In duplicating the lines below, keep every word unchanged and drop the pictures.

DATA UNDER STUDY »
++++++
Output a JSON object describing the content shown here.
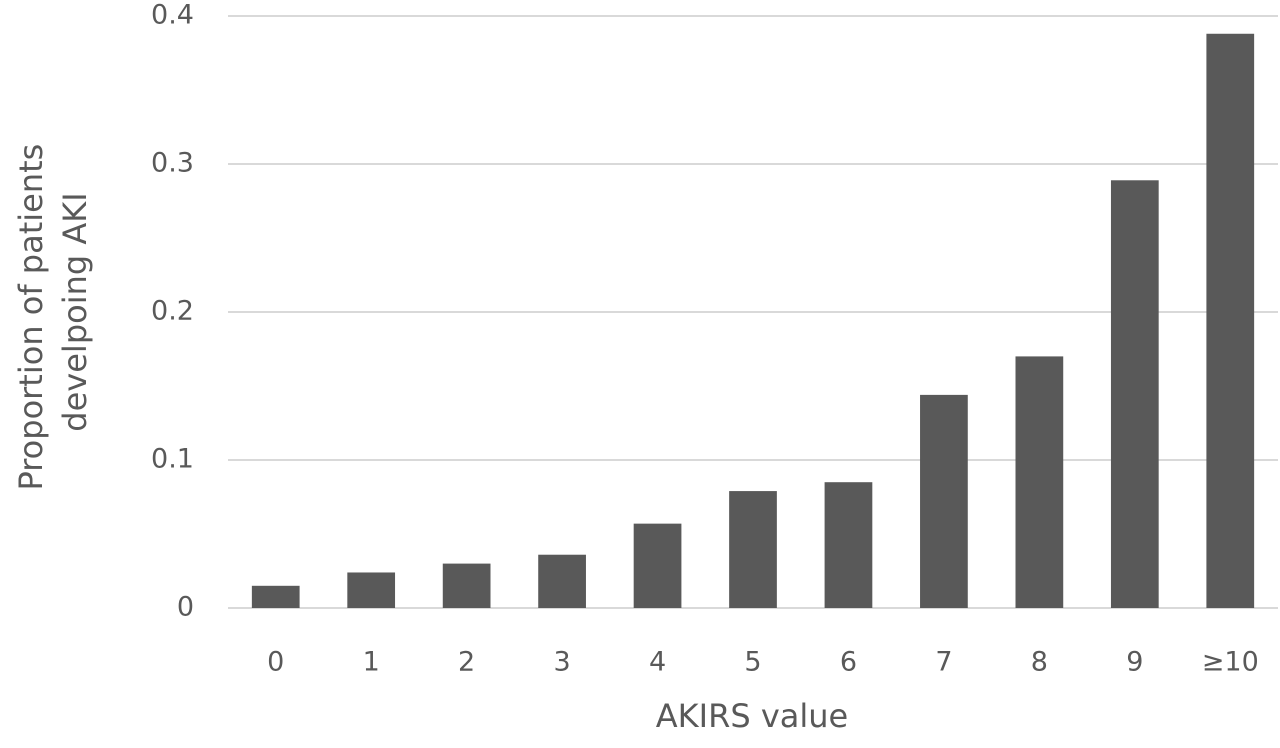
{
  "chart_data": {
    "type": "bar",
    "title": "",
    "xlabel": "AKIRS value",
    "ylabel_lines": [
      "Proportion of patients",
      "develpoing AKI"
    ],
    "categories": [
      "0",
      "1",
      "2",
      "3",
      "4",
      "5",
      "6",
      "7",
      "8",
      "9",
      "≥10"
    ],
    "values": [
      0.015,
      0.024,
      0.03,
      0.036,
      0.057,
      0.079,
      0.085,
      0.144,
      0.17,
      0.289,
      0.388
    ],
    "ylim": [
      0,
      0.4
    ],
    "yticks": [
      "0",
      "0.1",
      "0.2",
      "0.3",
      "0.4"
    ],
    "ytick_values": [
      0,
      0.1,
      0.2,
      0.3,
      0.4
    ],
    "grid": true,
    "legend": "none",
    "colors": {
      "bar": "#595959",
      "grid": "#d9d9d9",
      "text": "#595959"
    }
  }
}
++++++
THE ANSWER »
Output a JSON object describing the content shown here.
{
  "chart_data": {
    "type": "bar",
    "title": "",
    "xlabel": "AKIRS value",
    "ylabel_lines": [
      "Proportion of patients",
      "develpoing AKI"
    ],
    "categories": [
      "0",
      "1",
      "2",
      "3",
      "4",
      "5",
      "6",
      "7",
      "8",
      "9",
      "≥10"
    ],
    "values": [
      0.015,
      0.024,
      0.03,
      0.036,
      0.057,
      0.079,
      0.085,
      0.144,
      0.17,
      0.289,
      0.388
    ],
    "ylim": [
      0,
      0.4
    ],
    "yticks": [
      "0",
      "0.1",
      "0.2",
      "0.3",
      "0.4"
    ],
    "ytick_values": [
      0,
      0.1,
      0.2,
      0.3,
      0.4
    ],
    "grid": true,
    "legend": "none",
    "colors": {
      "bar": "#595959",
      "grid": "#d9d9d9",
      "text": "#595959"
    }
  }
}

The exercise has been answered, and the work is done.